Excerpts from a figure dataset
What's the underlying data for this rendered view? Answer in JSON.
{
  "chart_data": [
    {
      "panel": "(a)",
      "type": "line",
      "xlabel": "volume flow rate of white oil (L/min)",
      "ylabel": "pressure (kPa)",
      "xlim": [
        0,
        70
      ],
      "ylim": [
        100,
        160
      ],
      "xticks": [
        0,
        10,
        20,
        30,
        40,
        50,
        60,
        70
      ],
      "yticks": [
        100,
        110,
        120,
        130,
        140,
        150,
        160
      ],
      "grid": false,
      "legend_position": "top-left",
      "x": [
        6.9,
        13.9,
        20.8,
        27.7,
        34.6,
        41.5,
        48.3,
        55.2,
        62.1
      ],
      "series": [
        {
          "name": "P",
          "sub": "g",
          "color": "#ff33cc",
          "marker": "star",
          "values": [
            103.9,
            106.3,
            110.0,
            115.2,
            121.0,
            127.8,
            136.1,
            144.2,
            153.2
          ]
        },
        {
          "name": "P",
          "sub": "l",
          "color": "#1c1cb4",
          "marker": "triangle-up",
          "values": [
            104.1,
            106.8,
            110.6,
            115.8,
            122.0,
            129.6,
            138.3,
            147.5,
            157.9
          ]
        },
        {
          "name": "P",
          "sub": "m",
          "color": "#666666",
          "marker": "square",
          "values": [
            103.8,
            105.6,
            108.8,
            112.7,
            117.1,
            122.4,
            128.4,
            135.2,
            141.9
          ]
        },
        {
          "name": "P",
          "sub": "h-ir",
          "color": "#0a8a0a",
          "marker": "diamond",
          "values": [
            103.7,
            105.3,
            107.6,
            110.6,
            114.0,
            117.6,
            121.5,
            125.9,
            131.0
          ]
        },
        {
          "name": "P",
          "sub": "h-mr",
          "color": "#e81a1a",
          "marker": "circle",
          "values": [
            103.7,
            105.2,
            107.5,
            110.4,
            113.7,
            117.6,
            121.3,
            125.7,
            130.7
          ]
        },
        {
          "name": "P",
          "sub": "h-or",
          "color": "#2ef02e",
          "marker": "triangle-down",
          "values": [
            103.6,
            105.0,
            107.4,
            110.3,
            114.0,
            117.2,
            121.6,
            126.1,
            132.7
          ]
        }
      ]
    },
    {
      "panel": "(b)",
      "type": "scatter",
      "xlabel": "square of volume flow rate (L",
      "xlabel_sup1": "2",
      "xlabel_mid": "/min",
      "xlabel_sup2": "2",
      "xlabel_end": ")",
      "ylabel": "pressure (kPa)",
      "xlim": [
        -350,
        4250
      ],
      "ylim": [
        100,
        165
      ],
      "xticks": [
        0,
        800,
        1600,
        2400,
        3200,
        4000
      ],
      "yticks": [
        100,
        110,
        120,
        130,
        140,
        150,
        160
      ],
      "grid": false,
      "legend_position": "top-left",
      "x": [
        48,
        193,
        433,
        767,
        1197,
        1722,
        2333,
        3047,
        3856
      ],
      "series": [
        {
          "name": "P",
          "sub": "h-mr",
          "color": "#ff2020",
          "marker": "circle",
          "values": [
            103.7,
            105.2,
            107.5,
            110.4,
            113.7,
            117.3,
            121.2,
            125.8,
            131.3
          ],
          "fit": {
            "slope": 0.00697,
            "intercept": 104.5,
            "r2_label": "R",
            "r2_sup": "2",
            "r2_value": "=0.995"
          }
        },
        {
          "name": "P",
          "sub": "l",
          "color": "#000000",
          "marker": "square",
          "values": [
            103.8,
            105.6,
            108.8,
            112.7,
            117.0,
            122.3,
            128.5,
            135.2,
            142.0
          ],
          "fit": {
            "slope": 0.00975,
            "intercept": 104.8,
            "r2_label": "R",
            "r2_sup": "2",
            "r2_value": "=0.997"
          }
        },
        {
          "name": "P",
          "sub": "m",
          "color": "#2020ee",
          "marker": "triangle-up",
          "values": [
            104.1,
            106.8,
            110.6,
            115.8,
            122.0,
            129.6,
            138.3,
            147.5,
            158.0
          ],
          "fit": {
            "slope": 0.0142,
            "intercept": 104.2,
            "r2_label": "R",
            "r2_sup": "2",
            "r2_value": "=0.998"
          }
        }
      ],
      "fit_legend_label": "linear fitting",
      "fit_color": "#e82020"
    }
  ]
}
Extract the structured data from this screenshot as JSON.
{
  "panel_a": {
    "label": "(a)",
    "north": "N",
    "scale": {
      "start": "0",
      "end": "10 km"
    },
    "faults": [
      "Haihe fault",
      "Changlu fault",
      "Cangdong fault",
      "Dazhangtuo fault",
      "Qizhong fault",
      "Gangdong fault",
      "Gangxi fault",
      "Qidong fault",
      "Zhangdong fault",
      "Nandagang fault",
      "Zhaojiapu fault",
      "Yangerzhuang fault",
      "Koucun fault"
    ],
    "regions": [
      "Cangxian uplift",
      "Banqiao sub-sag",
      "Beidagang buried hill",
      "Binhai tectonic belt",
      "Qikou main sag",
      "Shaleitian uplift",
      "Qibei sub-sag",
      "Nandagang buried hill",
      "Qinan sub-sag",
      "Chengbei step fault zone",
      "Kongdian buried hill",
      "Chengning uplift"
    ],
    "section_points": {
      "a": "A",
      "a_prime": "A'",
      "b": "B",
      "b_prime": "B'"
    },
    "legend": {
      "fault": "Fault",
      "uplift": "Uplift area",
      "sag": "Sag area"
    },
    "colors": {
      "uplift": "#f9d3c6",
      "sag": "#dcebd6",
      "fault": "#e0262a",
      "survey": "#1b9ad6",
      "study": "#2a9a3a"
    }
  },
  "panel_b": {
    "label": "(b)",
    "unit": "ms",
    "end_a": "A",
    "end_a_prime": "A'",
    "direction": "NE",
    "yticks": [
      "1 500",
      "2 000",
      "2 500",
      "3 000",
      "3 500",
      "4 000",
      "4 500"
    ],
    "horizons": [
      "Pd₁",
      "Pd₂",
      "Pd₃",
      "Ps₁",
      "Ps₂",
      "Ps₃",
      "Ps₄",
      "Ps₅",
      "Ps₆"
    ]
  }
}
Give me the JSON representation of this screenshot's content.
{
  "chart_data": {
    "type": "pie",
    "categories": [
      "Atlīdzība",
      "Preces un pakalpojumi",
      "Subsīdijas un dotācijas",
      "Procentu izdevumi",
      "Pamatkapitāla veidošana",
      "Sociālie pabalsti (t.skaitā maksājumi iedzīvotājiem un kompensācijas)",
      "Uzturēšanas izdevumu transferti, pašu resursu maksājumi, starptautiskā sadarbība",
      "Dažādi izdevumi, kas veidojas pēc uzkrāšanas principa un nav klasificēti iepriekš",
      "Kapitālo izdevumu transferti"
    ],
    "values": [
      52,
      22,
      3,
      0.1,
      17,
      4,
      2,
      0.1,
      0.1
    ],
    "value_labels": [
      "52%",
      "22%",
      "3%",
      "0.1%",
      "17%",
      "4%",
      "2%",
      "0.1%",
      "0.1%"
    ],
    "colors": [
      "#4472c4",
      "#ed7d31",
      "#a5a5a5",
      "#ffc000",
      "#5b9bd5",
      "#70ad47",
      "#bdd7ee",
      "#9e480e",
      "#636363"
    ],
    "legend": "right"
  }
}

**Task directions**: Could you reproduce every record above exactly as it appears?

**Solved exercise**:
What's the underlying data for this rendered view? Answer in JSON.
{
  "chart_data": [
    {
      "panel": "(a)",
      "type": "line",
      "xlabel": "volume flow rate of white oil (L/min)",
      "ylabel": "pressure (kPa)",
      "xlim": [
        0,
        70
      ],
      "ylim": [
        100,
        160
      ],
      "xticks": [
        0,
        10,
        20,
        30,
        40,
        50,
        60,
        70
      ],
      "yticks": [
        100,
        110,
        120,
        130,
        140,
        150,
        160
      ],
      "grid": false,
      "legend_position": "top-left",
      "x": [
        6.9,
        13.9,
        20.8,
        27.7,
        34.6,
        41.5,
        48.3,
        55.2,
        62.1
      ],
      "series": [
        {
          "name": "P",
          "sub": "g",
          "color": "#ff33cc",
          "marker": "star",
          "values": [
            103.9,
            106.3,
            110.0,
            115.2,
            121.0,
            127.8,
            136.1,
            144.2,
            153.2
          ]
        },
        {
          "name": "P",
          "sub": "l",
          "color": "#1c1cb4",
          "marker": "triangle-up",
          "values": [
            104.1,
            106.8,
            110.6,
            115.8,
            122.0,
            129.6,
            138.3,
            147.5,
            157.9
          ]
        },
        {
          "name": "P",
          "sub": "m",
          "color": "#666666",
          "marker": "square",
          "values": [
            103.8,
            105.6,
            108.8,
            112.7,
            117.1,
            122.4,
            128.4,
            135.2,
            141.9
          ]
        },
        {
          "name": "P",
          "sub": "h-ir",
          "color": "#0a8a0a",
          "marker": "diamond",
          "values": [
            103.7,
            105.3,
            107.6,
            110.6,
            114.0,
            117.6,
            121.5,
            125.9,
            131.0
          ]
        },
        {
          "name": "P",
          "sub": "h-mr",
          "color": "#e81a1a",
          "marker": "circle",
          "values": [
            103.7,
            105.2,
            107.5,
            110.4,
            113.7,
            117.6,
            121.3,
            125.7,
            130.7
          ]
        },
        {
          "name": "P",
          "sub": "h-or",
          "color": "#2ef02e",
          "marker": "triangle-down",
          "values": [
            103.6,
            105.0,
            107.4,
            110.3,
            114.0,
            117.2,
            121.6,
            126.1,
            132.7
          ]
        }
      ]
    },
    {
      "panel": "(b)",
      "type": "scatter",
      "xlabel": "square of volume flow rate (L",
      "xlabel_sup1": "2",
      "xlabel_mid": "/min",
      "xlabel_sup2": "2",
      "xlabel_end": ")",
      "ylabel": "pressure (kPa)",
      "xlim": [
        -350,
        4250
      ],
      "ylim": [
        100,
        165
      ],
      "xticks": [
        0,
        800,
        1600,
        2400,
        3200,
        4000
      ],
      "yticks": [
        100,
        110,
        120,
        130,
        140,
        150,
        160
      ],
      "grid": false,
      "legend_position": "top-left",
      "x": [
        48,
        193,
        433,
        767,
        1197,
        1722,
        2333,
        3047,
        3856
      ],
      "series": [
        {
          "name": "P",
          "sub": "h-mr",
          "color": "#ff2020",
          "marker": "circle",
          "values": [
            103.7,
            105.2,
            107.5,
            110.4,
            113.7,
            117.3,
            121.2,
            125.8,
            131.3
          ],
          "fit": {
            "slope": 0.00697,
            "intercept": 104.5,
            "r2_label": "R",
            "r2_sup": "2",
            "r2_value": "=0.995"
          }
        },
        {
          "name": "P",
          "sub": "l",
          "color": "#000000",
          "marker": "square",
          "values": [
            103.8,
            105.6,
            108.8,
            112.7,
            117.0,
            122.3,
            128.5,
            135.2,
            142.0
          ],
          "fit": {
            "slope": 0.00975,
            "intercept": 104.8,
            "r2_label": "R",
            "r2_sup": "2",
            "r2_value": "=0.997"
          }
        },
        {
          "name": "P",
          "sub": "m",
          "color": "#2020ee",
          "marker": "triangle-up",
          "values": [
            104.1,
            106.8,
            110.6,
            115.8,
            122.0,
            129.6,
            138.3,
            147.5,
            158.0
          ],
          "fit": {
            "slope": 0.0142,
            "intercept": 104.2,
            "r2_label": "R",
            "r2_sup": "2",
            "r2_value": "=0.998"
          }
        }
      ],
      "fit_legend_label": "linear fitting",
      "fit_color": "#e82020"
    }
  ]
}
Extract the structured data from this screenshot as JSON.
{
  "panel_a": {
    "label": "(a)",
    "north": "N",
    "scale": {
      "start": "0",
      "end": "10 km"
    },
    "faults": [
      "Haihe fault",
      "Changlu fault",
      "Cangdong fault",
      "Dazhangtuo fault",
      "Qizhong fault",
      "Gangdong fault",
      "Gangxi fault",
      "Qidong fault",
      "Zhangdong fault",
      "Nandagang fault",
      "Zhaojiapu fault",
      "Yangerzhuang fault",
      "Koucun fault"
    ],
    "regions": [
      "Cangxian uplift",
      "Banqiao sub-sag",
      "Beidagang buried hill",
      "Binhai tectonic belt",
      "Qikou main sag",
      "Shaleitian uplift",
      "Qibei sub-sag",
      "Nandagang buried hill",
      "Qinan sub-sag",
      "Chengbei step fault zone",
      "Kongdian buried hill",
      "Chengning uplift"
    ],
    "section_points": {
      "a": "A",
      "a_prime": "A'",
      "b": "B",
      "b_prime": "B'"
    },
    "legend": {
      "fault": "Fault",
      "uplift": "Uplift area",
      "sag": "Sag area"
    },
    "colors": {
      "uplift": "#f9d3c6",
      "sag": "#dcebd6",
      "fault": "#e0262a",
      "survey": "#1b9ad6",
      "study": "#2a9a3a"
    }
  },
  "panel_b": {
    "label": "(b)",
    "unit": "ms",
    "end_a": "A",
    "end_a_prime": "A'",
    "direction": "NE",
    "yticks": [
      "1 500",
      "2 000",
      "2 500",
      "3 000",
      "3 500",
      "4 000",
      "4 500"
    ],
    "horizons": [
      "Pd₁",
      "Pd₂",
      "Pd₃",
      "Ps₁",
      "Ps₂",
      "Ps₃",
      "Ps₄",
      "Ps₅",
      "Ps₆"
    ]
  }
}
Give me the JSON representation of this screenshot's content.
{
  "chart_data": {
    "type": "pie",
    "categories": [
      "Atlīdzība",
      "Preces un pakalpojumi",
      "Subsīdijas un dotācijas",
      "Procentu izdevumi",
      "Pamatkapitāla veidošana",
      "Sociālie pabalsti (t.skaitā maksājumi iedzīvotājiem un kompensācijas)",
      "Uzturēšanas izdevumu transferti, pašu resursu maksājumi, starptautiskā sadarbība",
      "Dažādi izdevumi, kas veidojas pēc uzkrāšanas principa un nav klasificēti iepriekš",
      "Kapitālo izdevumu transferti"
    ],
    "values": [
      52,
      22,
      3,
      0.1,
      17,
      4,
      2,
      0.1,
      0.1
    ],
    "value_labels": [
      "52%",
      "22%",
      "3%",
      "0.1%",
      "17%",
      "4%",
      "2%",
      "0.1%",
      "0.1%"
    ],
    "colors": [
      "#4472c4",
      "#ed7d31",
      "#a5a5a5",
      "#ffc000",
      "#5b9bd5",
      "#70ad47",
      "#bdd7ee",
      "#9e480e",
      "#636363"
    ],
    "legend": "right"
  }
}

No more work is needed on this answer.